Exercise materials
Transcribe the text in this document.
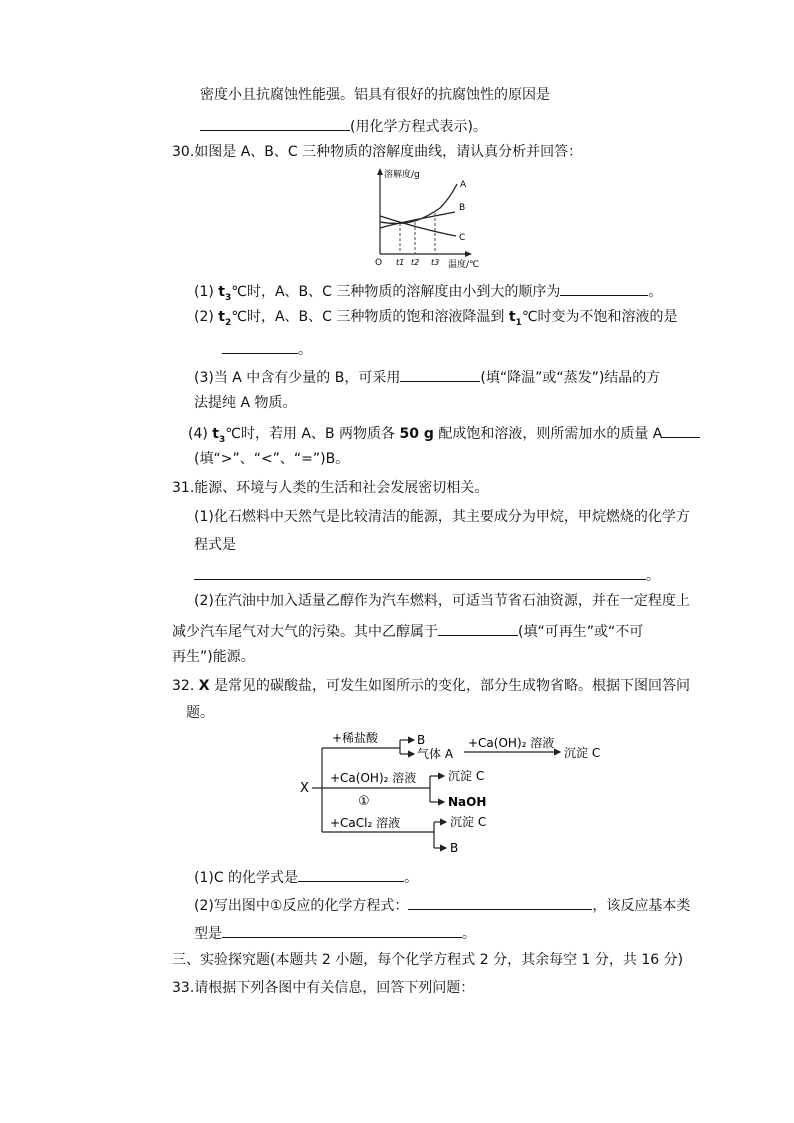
密度小且抗腐蚀性能强。铝具有很好的抗腐蚀性的原因是
(用化学方程式表示)。
30.如图是 A、B、C 三种物质的溶解度曲线，请认真分析并回答：
溶解度/g
A
B
C
O t1 t2 t3 温度/℃
(1) $t_3℃$时，A、B、C 三种物质的溶解度由小到大的顺序为	。
(2) $t_2℃$时，A、B、C 三种物质的饱和溶液降温到 $t_1℃$时变为不饱和溶液的是
。
(3)当 A 中含有少量的 B，可采用	(填“降温”或“蒸发”)结晶的方
法提纯 A 物质。
(4) $t_3℃$时，若用 A、B 两物质各 50 g 配成饱和溶液，则所需加水的质量 A
(填“>”、“<”、“=”)B。
31.能源、环境与人类的生活和社会发展密切相关。
(1)化石燃料中天然气是比较清洁的能源，其主要成分为甲烷，甲烷燃烧的化学方
程式是
。
(2)在汽油中加入适量乙醇作为汽车燃料，可适当节省石油资源，并在一定程度上
减少汽车尾气对大气的污染。其中乙醇属于	(填“可再生”或“不可
再生”)能源。
32. X 是常见的碳酸盐，可发生如图所示的变化，部分生成物省略。根据下图回答问
题。
X
+稀盐酸	B
气体 A
+Ca(OH)₂ 溶液
沉淀 C
+Ca(OH)₂ 溶液
①
沉淀 C
NaOH
+CaCl₂ 溶液	沉淀 C
B
(1)C 的化学式是	。
(2)写出图中①反应的化学方程式：	，该反应基本类
型是	。
三、实验探究题(本题共 2 小题，每个化学方程式 2 分，其余每空 1 分，共 16 分)
33.请根据下列各图中有关信息，回答下列问题：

Goal of the exercise
Without the pictures, write out all of the material exactly.

Task output
Transcribe the text in this document.
密度小且抗腐蚀性能强。铝具有很好的抗腐蚀性的原因是
(用化学方程式表示)。
30.如图是 A、B、C 三种物质的溶解度曲线，请认真分析并回答：
溶解度/g
A
B
C
O t1 t2 t3 温度/℃
(1) $t_3℃$时，A、B、C 三种物质的溶解度由小到大的顺序为	。
(2) $t_2℃$时，A、B、C 三种物质的饱和溶液降温到 $t_1℃$时变为不饱和溶液的是
。
(3)当 A 中含有少量的 B，可采用	(填“降温”或“蒸发”)结晶的方
法提纯 A 物质。
(4) $t_3℃$时，若用 A、B 两物质各 50 g 配成饱和溶液，则所需加水的质量 A
(填“>”、“<”、“=”)B。
31.能源、环境与人类的生活和社会发展密切相关。
(1)化石燃料中天然气是比较清洁的能源，其主要成分为甲烷，甲烷燃烧的化学方
程式是
。
(2)在汽油中加入适量乙醇作为汽车燃料，可适当节省石油资源，并在一定程度上
减少汽车尾气对大气的污染。其中乙醇属于	(填“可再生”或“不可
再生”)能源。
32. X 是常见的碳酸盐，可发生如图所示的变化，部分生成物省略。根据下图回答问
题。
X
+稀盐酸	B
气体 A
+Ca(OH)₂ 溶液
沉淀 C
+Ca(OH)₂ 溶液
①
沉淀 C
NaOH
+CaCl₂ 溶液	沉淀 C
B
(1)C 的化学式是	。
(2)写出图中①反应的化学方程式：	，该反应基本类
型是	。
三、实验探究题(本题共 2 小题，每个化学方程式 2 分，其余每空 1 分，共 16 分)
33.请根据下列各图中有关信息，回答下列问题：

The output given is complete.